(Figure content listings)
------------
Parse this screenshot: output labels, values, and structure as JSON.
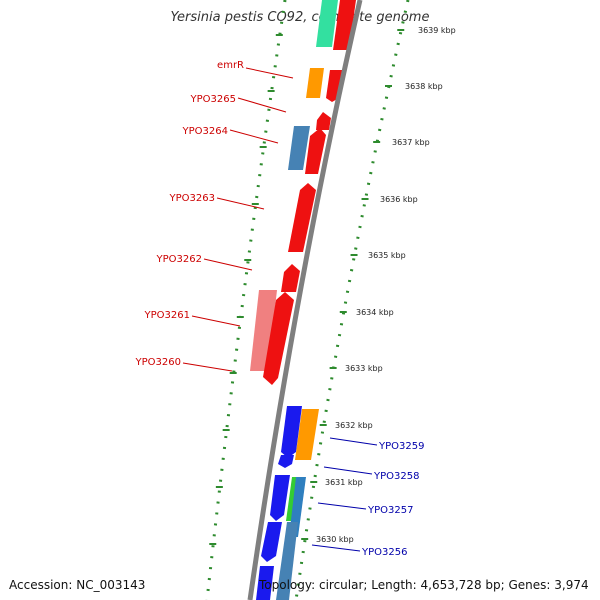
{
  "title": "Yersinia pestis CO92, complete genome",
  "footer": {
    "accession": "Accession: NC_003143",
    "summary": "Topology: circular; Length: 4,653,728 bp; Genes: 3,974"
  },
  "colors": {
    "backbone": "#7f7f7f",
    "tick": "#2e8b2e",
    "label_left": "#cc0000",
    "label_right": "#0000aa"
  },
  "kbp_labels": [
    "3639 kbp",
    "3638 kbp",
    "3637 kbp",
    "3636 kbp",
    "3635 kbp",
    "3634 kbp",
    "3633 kbp",
    "3632 kbp",
    "3631 kbp",
    "3630 kbp"
  ],
  "gene_labels_left": [
    "emrR",
    "YPO3265",
    "YPO3264",
    "YPO3263",
    "YPO3262",
    "YPO3261",
    "YPO3260"
  ],
  "gene_labels_right": [
    "YPO3259",
    "YPO3258",
    "YPO3257",
    "YPO3256"
  ]
}
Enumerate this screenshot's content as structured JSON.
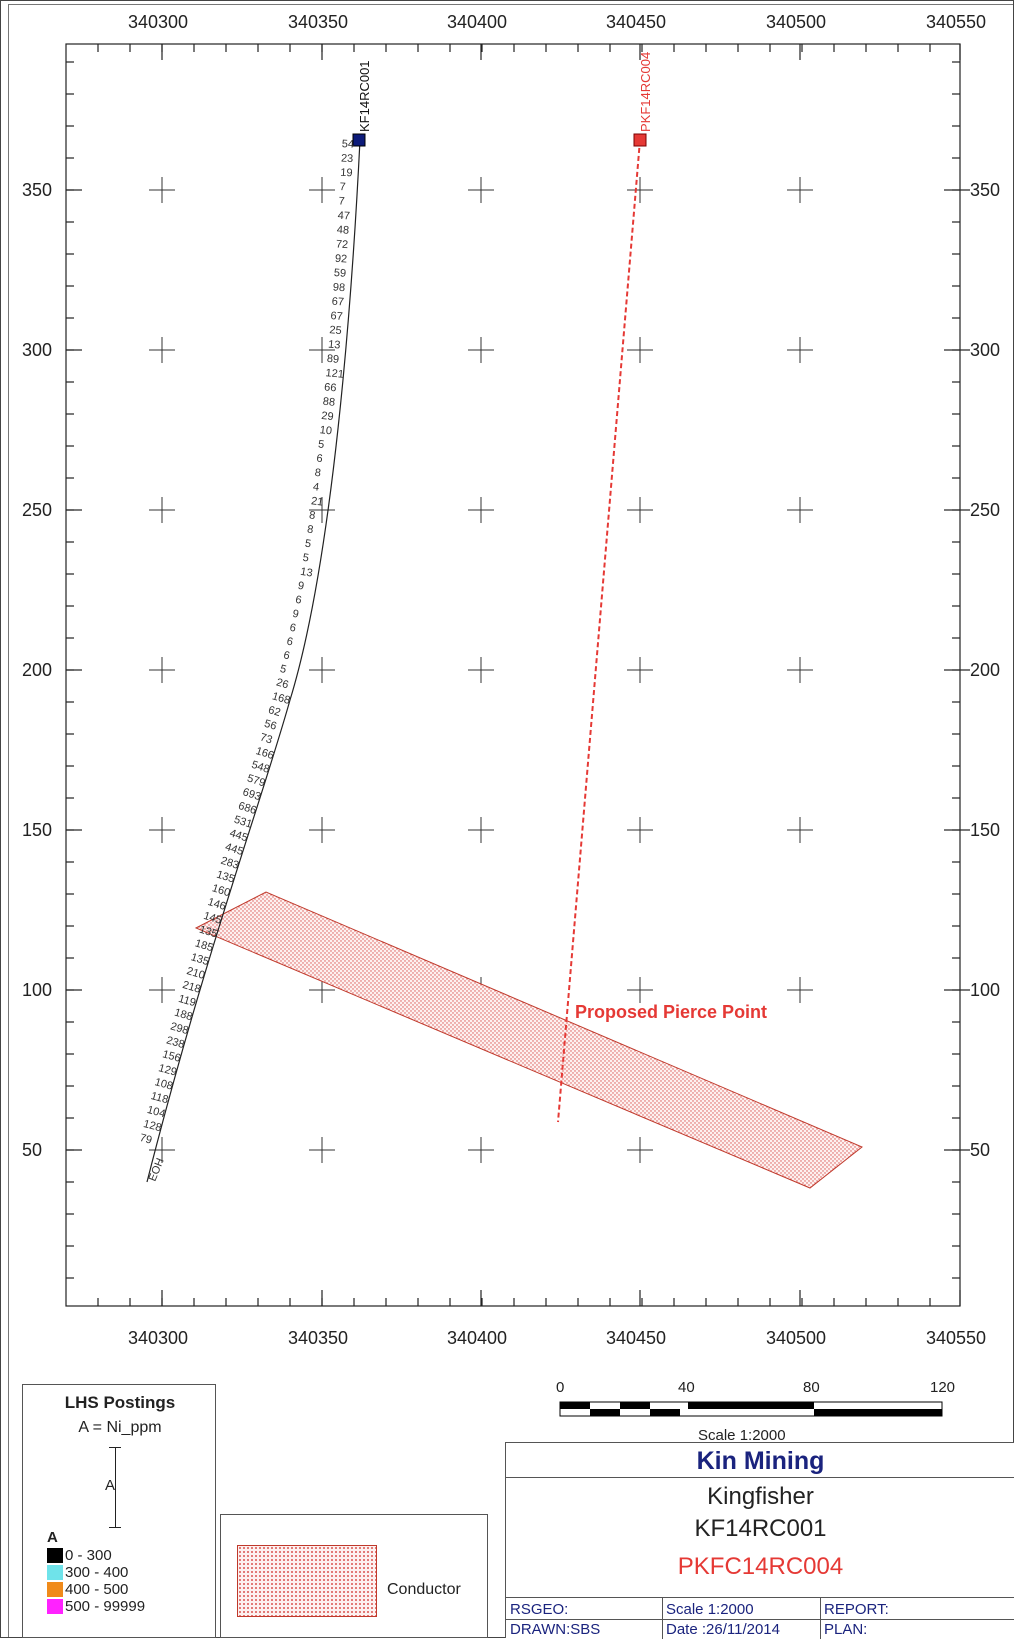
{
  "map": {
    "x_ticks_top": [
      "340300",
      "340350",
      "340400",
      "340450",
      "340500",
      "340550"
    ],
    "x_ticks_bottom": [
      "340300",
      "340350",
      "340400",
      "340450",
      "340500",
      "340550"
    ],
    "y_ticks_left": [
      "350",
      "300",
      "250",
      "200",
      "150",
      "100",
      "50"
    ],
    "y_ticks_right": [
      "350",
      "300",
      "250",
      "200",
      "150",
      "100",
      "50"
    ],
    "holes": [
      {
        "id": "KF14RC001",
        "color": "#1a237e",
        "collar_color": "#0d1b7a"
      },
      {
        "id": "PKF14RC004",
        "color": "#e53935",
        "collar_color": "#e53935"
      }
    ],
    "end_of_hole_label": "EOH",
    "pierce_point_label": "Proposed Pierce Point",
    "assay_values": [
      "54",
      "23",
      "19",
      "7",
      "7",
      "47",
      "48",
      "72",
      "92",
      "59",
      "98",
      "67",
      "67",
      "25",
      "13",
      "89",
      "121",
      "66",
      "88",
      "29",
      "10",
      "5",
      "6",
      "8",
      "4",
      "21",
      "8",
      "8",
      "5",
      "5",
      "13",
      "9",
      "6",
      "9",
      "6",
      "6",
      "6",
      "5",
      "26",
      "168",
      "62",
      "56",
      "73",
      "166",
      "548",
      "579",
      "693",
      "686",
      "531",
      "445",
      "445",
      "283",
      "135",
      "160",
      "146",
      "145",
      "135",
      "185",
      "135",
      "210",
      "218",
      "119",
      "188",
      "298",
      "238",
      "156",
      "129",
      "108",
      "118",
      "104",
      "128",
      "79"
    ],
    "assay_colors": {
      "low": "#333333",
      "mid": "#7ad7e0",
      "orange": "#e39a2b",
      "high": "#d43ad4"
    }
  },
  "scale_bar": {
    "labels": [
      "0",
      "40",
      "80",
      "120"
    ],
    "caption": "Scale 1:2000"
  },
  "legend": {
    "title": "LHS Postings",
    "subtitle": "A = Ni_ppm",
    "posting_letter": "A",
    "column_letter": "A",
    "entries": [
      {
        "label": "0 - 300",
        "color": "#000000"
      },
      {
        "label": "300 - 400",
        "color": "#6fe3ea"
      },
      {
        "label": "400 - 500",
        "color": "#f08a1a"
      },
      {
        "label": "500 - 99999",
        "color": "#ff22ff"
      }
    ]
  },
  "conductor_legend": {
    "label": "Conductor"
  },
  "title_block": {
    "company": "Kin Mining",
    "project": "Kingfisher",
    "hole_id": "KF14RC001",
    "planned_hole": "PKFC14RC004",
    "rsgeo": "RSGEO:",
    "scale": "Scale 1:2000",
    "report": "REPORT:",
    "drawn": "DRAWN:SBS",
    "date": "Date :26/11/2014",
    "plan": "PLAN:"
  }
}
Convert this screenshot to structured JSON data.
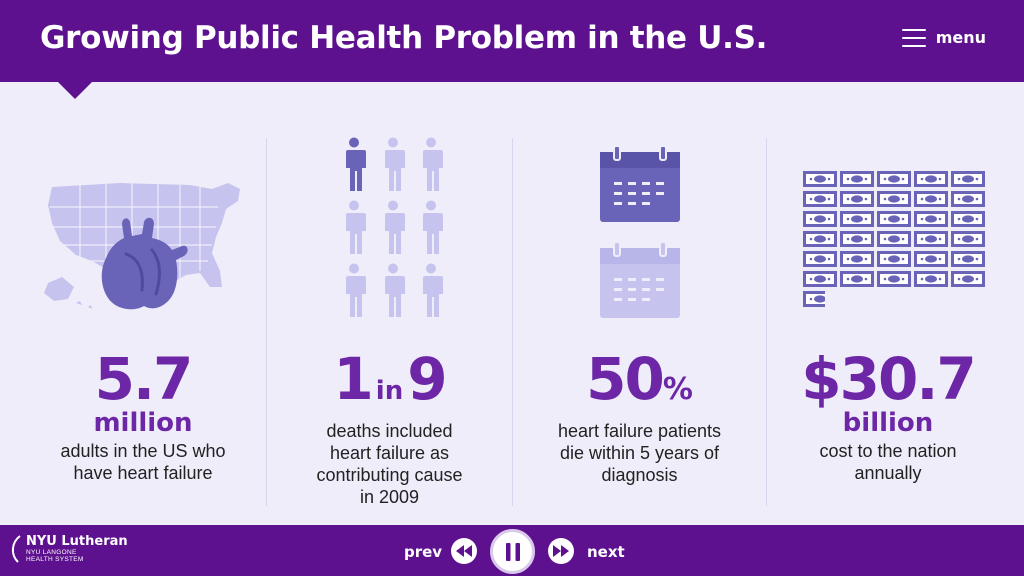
{
  "header": {
    "title": "Growing Public Health Problem in the U.S.",
    "menu_label": "menu"
  },
  "stats": [
    {
      "value": "5.7",
      "unit": "million",
      "description_lines": [
        "adults in the US who",
        "have heart failure"
      ]
    },
    {
      "value_a": "1",
      "value_in": "in",
      "value_b": "9",
      "description_lines": [
        "deaths included",
        "heart failure as",
        "contributing cause",
        "in 2009"
      ]
    },
    {
      "value": "50",
      "unit": "%",
      "description_lines": [
        "heart failure patients",
        "die within 5 years of",
        "diagnosis"
      ]
    },
    {
      "value": "$30.7",
      "unit": "billion",
      "description_lines": [
        "cost to the nation",
        "annually"
      ]
    }
  ],
  "people_icon": {
    "total": 9,
    "highlighted": 1
  },
  "money_icon": {
    "full_bills": 30,
    "partial_bills": 1
  },
  "footer": {
    "logo_main": "NYU Lutheran",
    "logo_sub_1": "NYU LANGONE",
    "logo_sub_2": "HEALTH SYSTEM",
    "prev_label": "prev",
    "next_label": "next"
  },
  "colors": {
    "brand_purple": "#5e118f",
    "stat_purple": "#6d26a6",
    "icon_dark": "#6a64b8",
    "icon_light": "#c6c4ef",
    "background": "#efedf9"
  },
  "icons": [
    "us-map-icon",
    "heart-icon",
    "person-icon",
    "calendar-icon",
    "dollar-bill-icon",
    "rewind-icon",
    "pause-icon",
    "fast-forward-icon",
    "menu-icon"
  ]
}
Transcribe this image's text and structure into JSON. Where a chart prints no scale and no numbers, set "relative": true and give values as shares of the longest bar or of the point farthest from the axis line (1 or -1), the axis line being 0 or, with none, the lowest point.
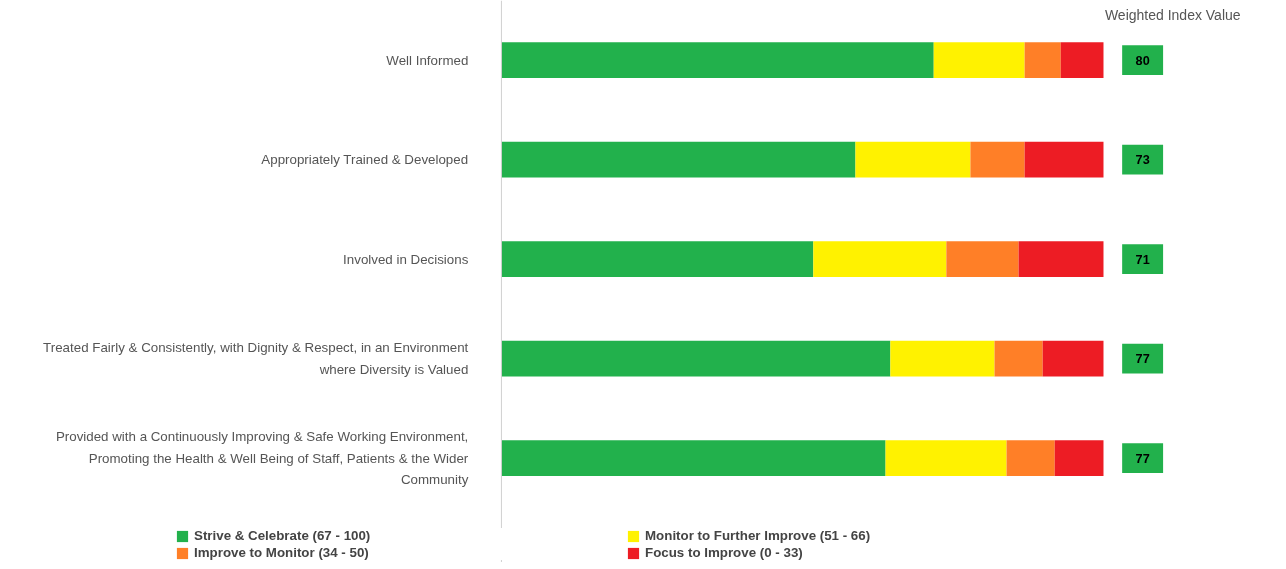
{
  "chart_data": {
    "type": "bar",
    "orientation": "horizontal",
    "stacked": true,
    "relative": true,
    "legend": "bottom",
    "categories": [
      "Well Informed",
      "Appropriately Trained & Developed",
      "Involved in Decisions",
      "Treated Fairly & Consistently, with Dignity & Respect, in an Environment where Diversity is Valued",
      "Provided with a Continuously Improving & Safe Working Environment, Promoting the Health & Well Being of Staff, Patients & the Wider Community"
    ],
    "series": [
      {
        "name": "Strive & Celebrate (67 - 100)",
        "color": "#22b14c",
        "values": [
          0.718,
          0.588,
          0.518,
          0.646,
          0.638
        ]
      },
      {
        "name": "Monitor to Further Improve (51 - 66)",
        "color": "#fff200",
        "values": [
          0.151,
          0.191,
          0.221,
          0.173,
          0.201
        ]
      },
      {
        "name": "Improve to Monitor (34 - 50)",
        "color": "#ff7f27",
        "values": [
          0.06,
          0.09,
          0.12,
          0.08,
          0.08
        ]
      },
      {
        "name": "Focus to Improve (0 - 33)",
        "color": "#ed1c24",
        "values": [
          0.071,
          0.131,
          0.141,
          0.101,
          0.081
        ]
      }
    ],
    "annotations": [
      "Weighted Index Value",
      "80",
      "73",
      "71",
      "77",
      "77"
    ]
  }
}
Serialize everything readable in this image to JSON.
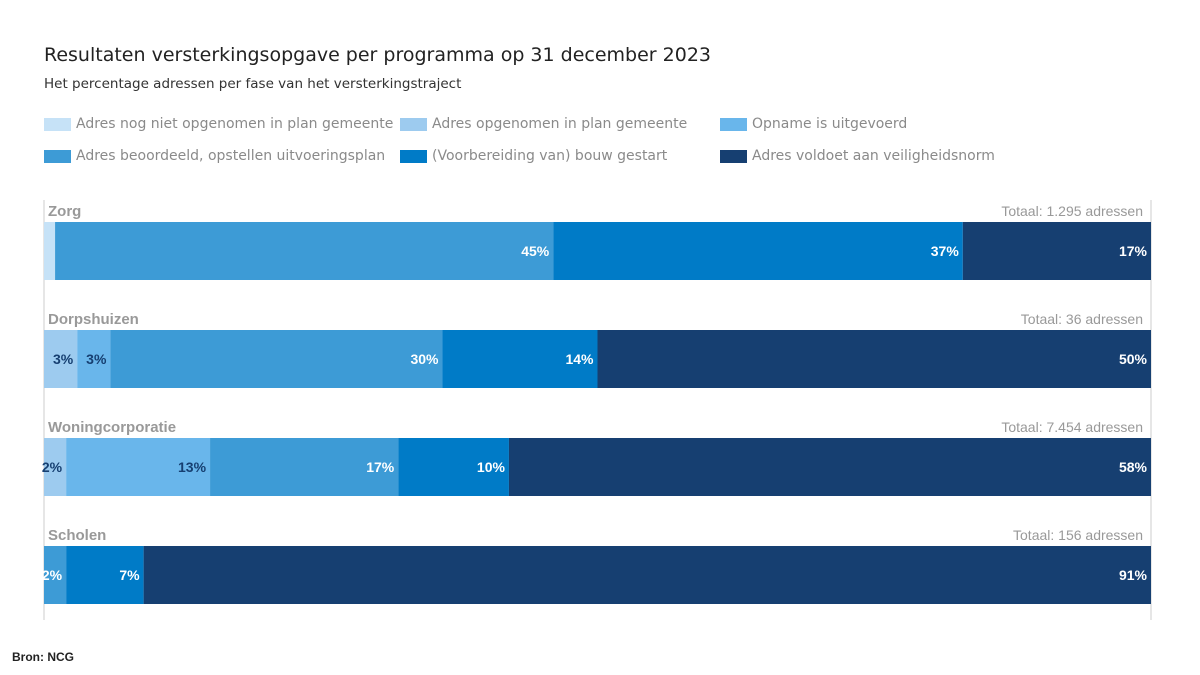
------------
▸ **What to work on**
Your job is to transcribe the records exactly and in full. Pictures are not part of the copy.

▸ **Answer for this exercise**
Parse this screenshot: output labels, values, and structure as JSON.
{
  "title": "Yersinia pestis CO92, complete genome",
  "footer": {
    "accession": "Accession: NC_003143",
    "summary": "Topology: circular; Length: 4,653,728 bp; Genes: 3,974"
  },
  "colors": {
    "backbone": "#7f7f7f",
    "tick": "#2e8b2e",
    "label_left": "#cc0000",
    "label_right": "#0000aa"
  },
  "kbp_labels": [
    "3639 kbp",
    "3638 kbp",
    "3637 kbp",
    "3636 kbp",
    "3635 kbp",
    "3634 kbp",
    "3633 kbp",
    "3632 kbp",
    "3631 kbp",
    "3630 kbp"
  ],
  "gene_labels_left": [
    "emrR",
    "YPO3265",
    "YPO3264",
    "YPO3263",
    "YPO3262",
    "YPO3261",
    "YPO3260"
  ],
  "gene_labels_right": [
    "YPO3259",
    "YPO3258",
    "YPO3257",
    "YPO3256"
  ]
}
Enumerate this screenshot's content as structured JSON.
{
  "map": {
    "x_ticks_top": [
      "340300",
      "340350",
      "340400",
      "340450",
      "340500",
      "340550"
    ],
    "x_ticks_bottom": [
      "340300",
      "340350",
      "340400",
      "340450",
      "340500",
      "340550"
    ],
    "y_ticks_left": [
      "350",
      "300",
      "250",
      "200",
      "150",
      "100",
      "50"
    ],
    "y_ticks_right": [
      "350",
      "300",
      "250",
      "200",
      "150",
      "100",
      "50"
    ],
    "holes": [
      {
        "id": "KF14RC001",
        "color": "#1a237e",
        "collar_color": "#0d1b7a"
      },
      {
        "id": "PKF14RC004",
        "color": "#e53935",
        "collar_color": "#e53935"
      }
    ],
    "end_of_hole_label": "EOH",
    "pierce_point_label": "Proposed Pierce Point",
    "assay_values": [
      "54",
      "23",
      "19",
      "7",
      "7",
      "47",
      "48",
      "72",
      "92",
      "59",
      "98",
      "67",
      "67",
      "25",
      "13",
      "89",
      "121",
      "66",
      "88",
      "29",
      "10",
      "5",
      "6",
      "8",
      "4",
      "21",
      "8",
      "8",
      "5",
      "5",
      "13",
      "9",
      "6",
      "9",
      "6",
      "6",
      "6",
      "5",
      "26",
      "168",
      "62",
      "56",
      "73",
      "166",
      "548",
      "579",
      "693",
      "686",
      "531",
      "445",
      "445",
      "283",
      "135",
      "160",
      "146",
      "145",
      "135",
      "185",
      "135",
      "210",
      "218",
      "119",
      "188",
      "298",
      "238",
      "156",
      "129",
      "108",
      "118",
      "104",
      "128",
      "79"
    ],
    "assay_colors": {
      "low": "#333333",
      "mid": "#7ad7e0",
      "orange": "#e39a2b",
      "high": "#d43ad4"
    }
  },
  "scale_bar": {
    "labels": [
      "0",
      "40",
      "80",
      "120"
    ],
    "caption": "Scale 1:2000"
  },
  "legend": {
    "title": "LHS Postings",
    "subtitle": "A = Ni_ppm",
    "posting_letter": "A",
    "column_letter": "A",
    "entries": [
      {
        "label": "0 - 300",
        "color": "#000000"
      },
      {
        "label": "300 - 400",
        "color": "#6fe3ea"
      },
      {
        "label": "400 - 500",
        "color": "#f08a1a"
      },
      {
        "label": "500 - 99999",
        "color": "#ff22ff"
      }
    ]
  },
  "conductor_legend": {
    "label": "Conductor"
  },
  "title_block": {
    "company": "Kin Mining",
    "project": "Kingfisher",
    "hole_id": "KF14RC001",
    "planned_hole": "PKFC14RC004",
    "rsgeo": "RSGEO:",
    "scale": "Scale 1:2000",
    "report": "REPORT:",
    "drawn": "DRAWN:SBS",
    "date": "Date :26/11/2014",
    "plan": "PLAN:"
  }
}
Convert this screenshot to structured JSON data.
{
  "header": {
    "title": "Growing Public Health Problem in the U.S.",
    "menu_label": "menu"
  },
  "stats": [
    {
      "value": "5.7",
      "unit": "million",
      "description_lines": [
        "adults in the US who",
        "have heart failure"
      ]
    },
    {
      "value_a": "1",
      "value_in": "in",
      "value_b": "9",
      "description_lines": [
        "deaths included",
        "heart failure as",
        "contributing cause",
        "in 2009"
      ]
    },
    {
      "value": "50",
      "unit": "%",
      "description_lines": [
        "heart failure patients",
        "die within 5 years of",
        "diagnosis"
      ]
    },
    {
      "value": "$30.7",
      "unit": "billion",
      "description_lines": [
        "cost to the nation",
        "annually"
      ]
    }
  ],
  "people_icon": {
    "total": 9,
    "highlighted": 1
  },
  "money_icon": {
    "full_bills": 30,
    "partial_bills": 1
  },
  "footer": {
    "logo_main": "NYU Lutheran",
    "logo_sub_1": "NYU LANGONE",
    "logo_sub_2": "HEALTH SYSTEM",
    "prev_label": "prev",
    "next_label": "next"
  },
  "colors": {
    "brand_purple": "#5e118f",
    "stat_purple": "#6d26a6",
    "icon_dark": "#6a64b8",
    "icon_light": "#c6c4ef",
    "background": "#efedf9"
  },
  "icons": [
    "us-map-icon",
    "heart-icon",
    "person-icon",
    "calendar-icon",
    "dollar-bill-icon",
    "rewind-icon",
    "pause-icon",
    "fast-forward-icon",
    "menu-icon"
  ]
}
Transcribe this image's text and structure into JSON. Where a chart prints no scale and no numbers, set "relative": true and give values as shares of the longest bar or of the point farthest from the axis line (1 or -1), the axis line being 0 or, with none, the lowest point.
{
  "chart_data": {
    "type": "bar",
    "orientation": "horizontal",
    "stacked": true,
    "relative": true,
    "legend": "bottom",
    "categories": [
      "Well Informed",
      "Appropriately Trained & Developed",
      "Involved in Decisions",
      "Treated Fairly & Consistently, with Dignity & Respect, in an Environment where Diversity is Valued",
      "Provided with a Continuously Improving & Safe Working Environment, Promoting the Health & Well Being of Staff, Patients & the Wider Community"
    ],
    "series": [
      {
        "name": "Strive & Celebrate (67 - 100)",
        "color": "#22b14c",
        "values": [
          0.718,
          0.588,
          0.518,
          0.646,
          0.638
        ]
      },
      {
        "name": "Monitor to Further Improve (51 - 66)",
        "color": "#fff200",
        "values": [
          0.151,
          0.191,
          0.221,
          0.173,
          0.201
        ]
      },
      {
        "name": "Improve to Monitor (34 - 50)",
        "color": "#ff7f27",
        "values": [
          0.06,
          0.09,
          0.12,
          0.08,
          0.08
        ]
      },
      {
        "name": "Focus to Improve (0 - 33)",
        "color": "#ed1c24",
        "values": [
          0.071,
          0.131,
          0.141,
          0.101,
          0.081
        ]
      }
    ],
    "annotations": [
      "Weighted Index Value",
      "80",
      "73",
      "71",
      "77",
      "77"
    ]
  }
}
Serialize everything readable in this image to JSON.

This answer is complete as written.